■ **Records for this exercise**
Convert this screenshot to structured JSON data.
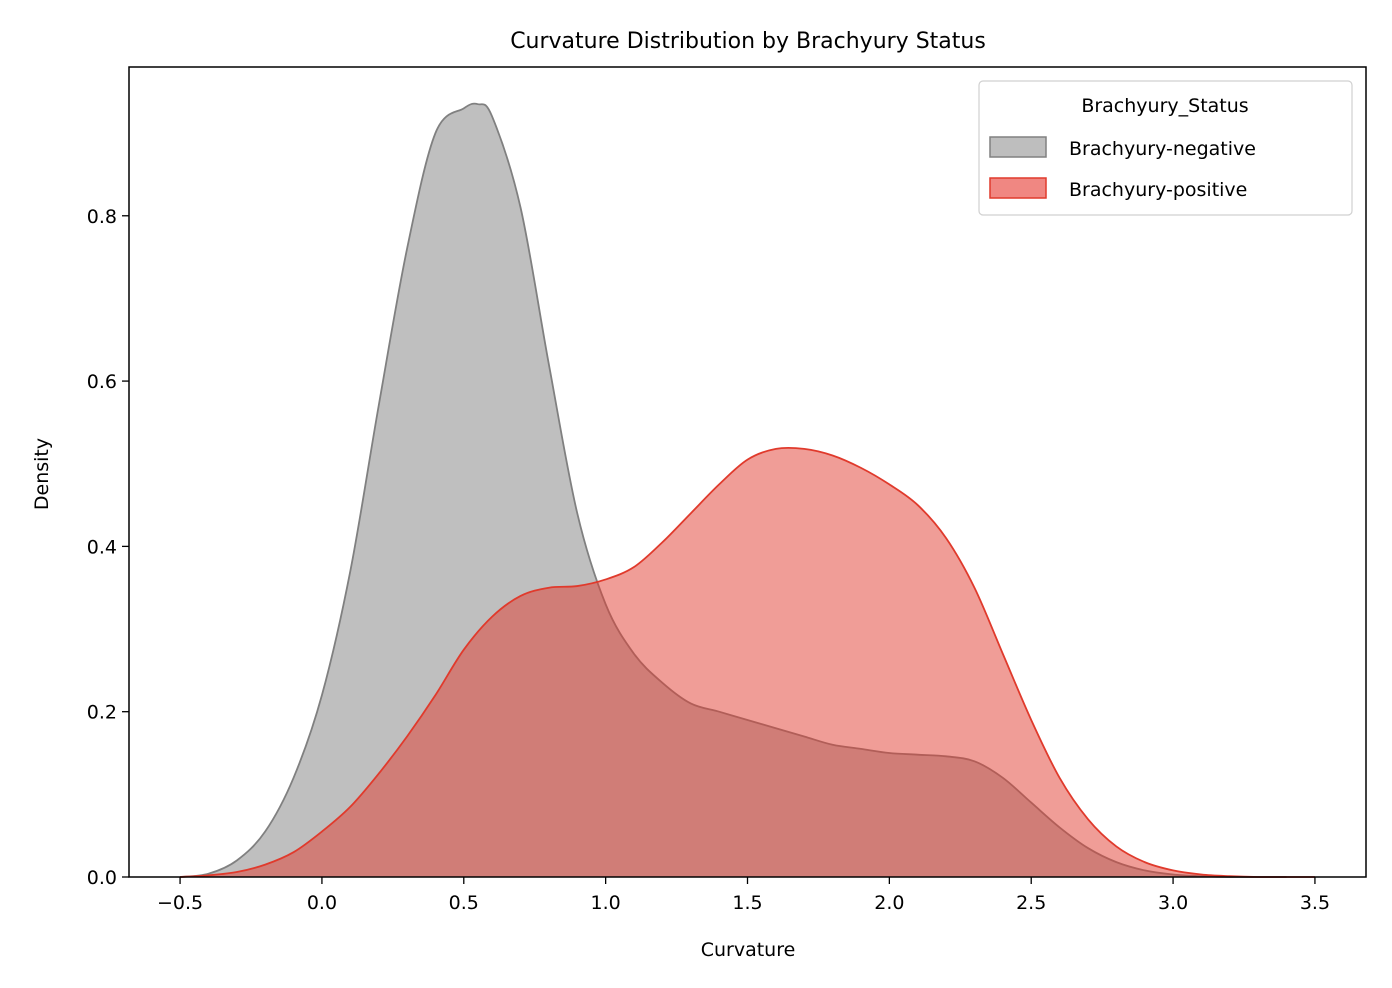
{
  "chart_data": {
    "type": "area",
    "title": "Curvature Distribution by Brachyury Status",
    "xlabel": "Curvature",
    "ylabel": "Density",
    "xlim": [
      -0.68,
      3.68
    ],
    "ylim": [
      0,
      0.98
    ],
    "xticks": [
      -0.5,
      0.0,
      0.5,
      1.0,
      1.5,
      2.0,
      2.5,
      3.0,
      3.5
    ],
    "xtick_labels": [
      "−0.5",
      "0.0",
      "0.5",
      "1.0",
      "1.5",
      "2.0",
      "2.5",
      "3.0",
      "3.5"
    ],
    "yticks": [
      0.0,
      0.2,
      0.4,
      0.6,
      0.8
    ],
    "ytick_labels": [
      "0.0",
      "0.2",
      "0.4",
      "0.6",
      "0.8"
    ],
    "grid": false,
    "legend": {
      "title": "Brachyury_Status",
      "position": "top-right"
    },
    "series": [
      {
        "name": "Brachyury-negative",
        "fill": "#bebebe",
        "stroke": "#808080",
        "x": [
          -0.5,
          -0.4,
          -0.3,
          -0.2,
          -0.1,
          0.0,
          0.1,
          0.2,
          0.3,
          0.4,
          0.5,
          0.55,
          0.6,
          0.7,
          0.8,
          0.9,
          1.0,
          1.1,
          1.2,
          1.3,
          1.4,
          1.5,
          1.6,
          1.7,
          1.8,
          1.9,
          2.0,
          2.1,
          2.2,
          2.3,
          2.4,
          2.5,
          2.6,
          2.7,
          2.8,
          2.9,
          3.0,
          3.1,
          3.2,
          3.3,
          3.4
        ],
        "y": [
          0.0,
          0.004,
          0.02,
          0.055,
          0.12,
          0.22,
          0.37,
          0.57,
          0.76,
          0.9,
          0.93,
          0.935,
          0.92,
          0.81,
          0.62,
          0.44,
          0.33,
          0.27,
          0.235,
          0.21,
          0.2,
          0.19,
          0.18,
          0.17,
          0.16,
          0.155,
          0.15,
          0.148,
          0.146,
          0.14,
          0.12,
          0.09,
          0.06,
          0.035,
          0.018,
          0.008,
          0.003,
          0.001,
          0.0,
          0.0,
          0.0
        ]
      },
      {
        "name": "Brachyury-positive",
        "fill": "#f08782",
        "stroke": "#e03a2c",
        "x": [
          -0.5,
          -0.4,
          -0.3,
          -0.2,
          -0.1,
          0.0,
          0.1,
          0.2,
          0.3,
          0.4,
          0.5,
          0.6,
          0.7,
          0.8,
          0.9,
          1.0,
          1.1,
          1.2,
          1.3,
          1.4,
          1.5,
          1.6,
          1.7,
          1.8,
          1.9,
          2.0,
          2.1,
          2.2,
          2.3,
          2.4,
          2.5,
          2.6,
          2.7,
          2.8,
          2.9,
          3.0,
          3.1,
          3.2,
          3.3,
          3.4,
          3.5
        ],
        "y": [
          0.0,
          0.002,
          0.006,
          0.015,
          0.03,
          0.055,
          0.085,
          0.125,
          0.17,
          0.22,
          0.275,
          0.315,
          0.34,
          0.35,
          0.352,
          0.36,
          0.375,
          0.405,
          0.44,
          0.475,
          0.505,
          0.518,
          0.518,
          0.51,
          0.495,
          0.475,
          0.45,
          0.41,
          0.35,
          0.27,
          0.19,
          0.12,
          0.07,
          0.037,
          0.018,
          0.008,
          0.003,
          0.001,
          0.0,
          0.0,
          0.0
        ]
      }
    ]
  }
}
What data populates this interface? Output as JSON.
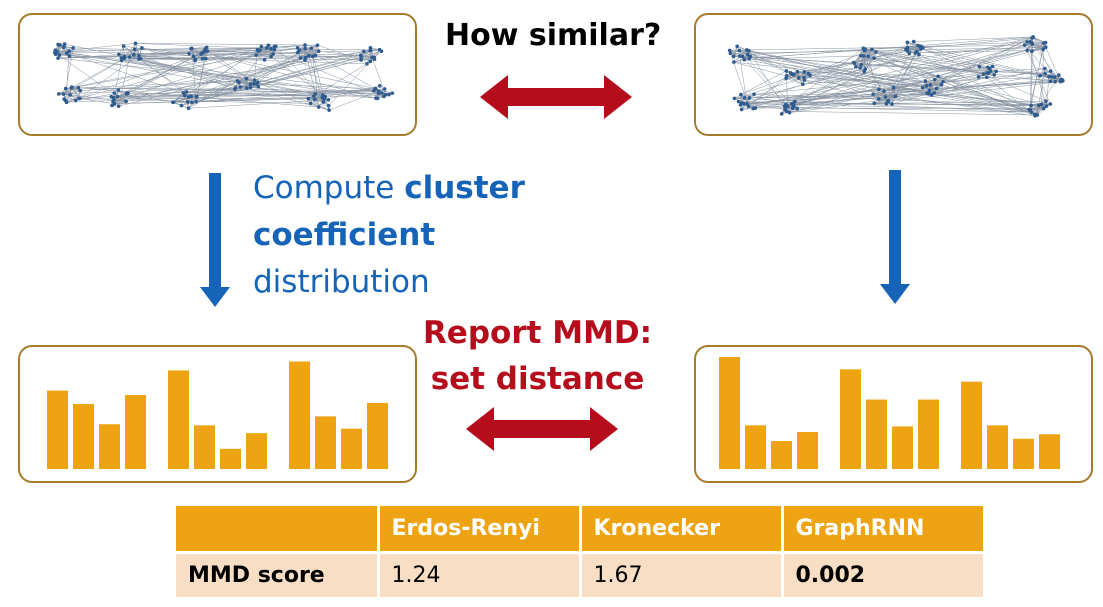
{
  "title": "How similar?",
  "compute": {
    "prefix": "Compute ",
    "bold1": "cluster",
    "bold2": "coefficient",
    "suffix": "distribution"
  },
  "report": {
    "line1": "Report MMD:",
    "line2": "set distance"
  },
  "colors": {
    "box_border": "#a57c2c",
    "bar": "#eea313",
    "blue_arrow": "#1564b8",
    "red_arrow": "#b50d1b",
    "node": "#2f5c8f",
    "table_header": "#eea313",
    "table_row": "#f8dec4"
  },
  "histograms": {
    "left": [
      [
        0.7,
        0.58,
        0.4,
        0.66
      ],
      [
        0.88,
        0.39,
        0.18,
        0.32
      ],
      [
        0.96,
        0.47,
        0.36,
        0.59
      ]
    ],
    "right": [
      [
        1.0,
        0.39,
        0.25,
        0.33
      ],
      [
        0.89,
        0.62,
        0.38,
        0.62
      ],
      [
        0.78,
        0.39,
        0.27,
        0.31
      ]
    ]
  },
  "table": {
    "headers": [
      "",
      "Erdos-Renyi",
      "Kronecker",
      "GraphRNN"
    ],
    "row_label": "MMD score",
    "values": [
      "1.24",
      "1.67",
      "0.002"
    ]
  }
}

...

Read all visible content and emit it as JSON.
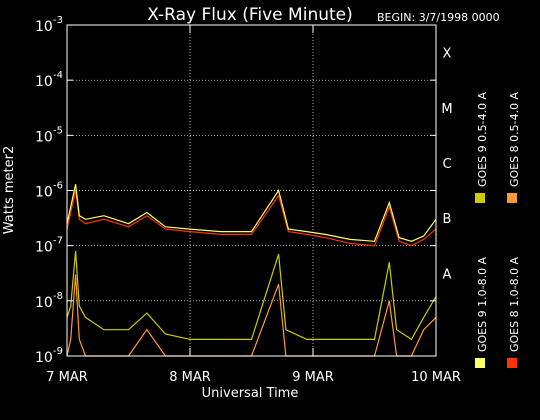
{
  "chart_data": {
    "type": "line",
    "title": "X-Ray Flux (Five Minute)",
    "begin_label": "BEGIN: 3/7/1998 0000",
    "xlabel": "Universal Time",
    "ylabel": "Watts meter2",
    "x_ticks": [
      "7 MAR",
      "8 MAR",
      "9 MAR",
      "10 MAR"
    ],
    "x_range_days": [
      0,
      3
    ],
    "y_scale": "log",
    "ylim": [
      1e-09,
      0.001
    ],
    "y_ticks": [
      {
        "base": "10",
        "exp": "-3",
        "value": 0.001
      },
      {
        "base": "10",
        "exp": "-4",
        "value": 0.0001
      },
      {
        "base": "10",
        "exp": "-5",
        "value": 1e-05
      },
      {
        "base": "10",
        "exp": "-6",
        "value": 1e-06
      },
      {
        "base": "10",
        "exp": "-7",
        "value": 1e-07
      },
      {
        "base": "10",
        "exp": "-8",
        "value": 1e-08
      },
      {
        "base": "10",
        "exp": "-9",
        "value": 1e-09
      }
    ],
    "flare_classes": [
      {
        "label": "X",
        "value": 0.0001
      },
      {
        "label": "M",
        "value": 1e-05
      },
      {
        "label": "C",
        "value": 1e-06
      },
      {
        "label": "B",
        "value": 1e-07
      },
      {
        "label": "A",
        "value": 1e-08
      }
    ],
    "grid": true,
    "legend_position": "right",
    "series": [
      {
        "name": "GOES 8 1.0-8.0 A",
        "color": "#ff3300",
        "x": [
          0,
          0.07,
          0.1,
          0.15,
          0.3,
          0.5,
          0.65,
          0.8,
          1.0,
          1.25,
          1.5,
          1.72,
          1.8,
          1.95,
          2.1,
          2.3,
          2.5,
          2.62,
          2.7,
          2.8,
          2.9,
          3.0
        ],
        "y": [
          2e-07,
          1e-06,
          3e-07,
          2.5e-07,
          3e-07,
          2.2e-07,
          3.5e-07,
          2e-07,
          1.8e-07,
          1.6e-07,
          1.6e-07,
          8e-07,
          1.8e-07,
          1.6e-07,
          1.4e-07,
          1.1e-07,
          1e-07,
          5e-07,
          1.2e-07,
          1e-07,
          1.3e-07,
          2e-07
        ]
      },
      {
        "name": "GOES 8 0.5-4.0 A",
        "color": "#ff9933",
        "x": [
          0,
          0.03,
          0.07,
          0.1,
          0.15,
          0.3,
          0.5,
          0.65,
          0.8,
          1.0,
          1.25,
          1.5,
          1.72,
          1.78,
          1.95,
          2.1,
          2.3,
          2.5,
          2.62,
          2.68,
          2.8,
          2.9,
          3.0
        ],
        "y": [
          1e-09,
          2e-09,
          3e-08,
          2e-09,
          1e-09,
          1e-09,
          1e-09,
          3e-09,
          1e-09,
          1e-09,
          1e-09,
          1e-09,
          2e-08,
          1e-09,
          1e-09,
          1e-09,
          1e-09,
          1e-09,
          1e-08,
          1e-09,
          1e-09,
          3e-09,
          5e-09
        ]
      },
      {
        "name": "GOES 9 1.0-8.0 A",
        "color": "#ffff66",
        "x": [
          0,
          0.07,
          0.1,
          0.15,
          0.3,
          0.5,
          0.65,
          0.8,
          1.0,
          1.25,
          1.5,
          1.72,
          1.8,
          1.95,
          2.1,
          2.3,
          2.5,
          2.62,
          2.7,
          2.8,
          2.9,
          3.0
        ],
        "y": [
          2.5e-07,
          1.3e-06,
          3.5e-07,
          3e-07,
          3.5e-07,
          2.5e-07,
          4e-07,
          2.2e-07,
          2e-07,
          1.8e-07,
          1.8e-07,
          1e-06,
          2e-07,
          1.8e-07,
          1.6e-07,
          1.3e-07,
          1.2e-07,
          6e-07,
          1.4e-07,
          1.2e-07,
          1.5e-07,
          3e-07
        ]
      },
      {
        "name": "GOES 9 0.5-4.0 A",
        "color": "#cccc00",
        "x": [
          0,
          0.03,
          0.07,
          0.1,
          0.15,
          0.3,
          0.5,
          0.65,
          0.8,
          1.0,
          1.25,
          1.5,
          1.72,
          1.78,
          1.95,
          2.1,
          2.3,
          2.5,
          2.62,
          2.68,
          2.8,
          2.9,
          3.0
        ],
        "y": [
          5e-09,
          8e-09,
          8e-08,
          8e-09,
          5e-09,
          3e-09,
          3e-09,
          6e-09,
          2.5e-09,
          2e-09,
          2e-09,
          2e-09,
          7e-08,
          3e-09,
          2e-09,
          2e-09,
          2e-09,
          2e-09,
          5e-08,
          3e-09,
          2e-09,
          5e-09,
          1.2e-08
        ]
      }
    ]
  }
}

■ **Task statement**
Looking at the listing above, count the lines that contain "ylabel" and give nothing but the number.

■ **Complete answer**
2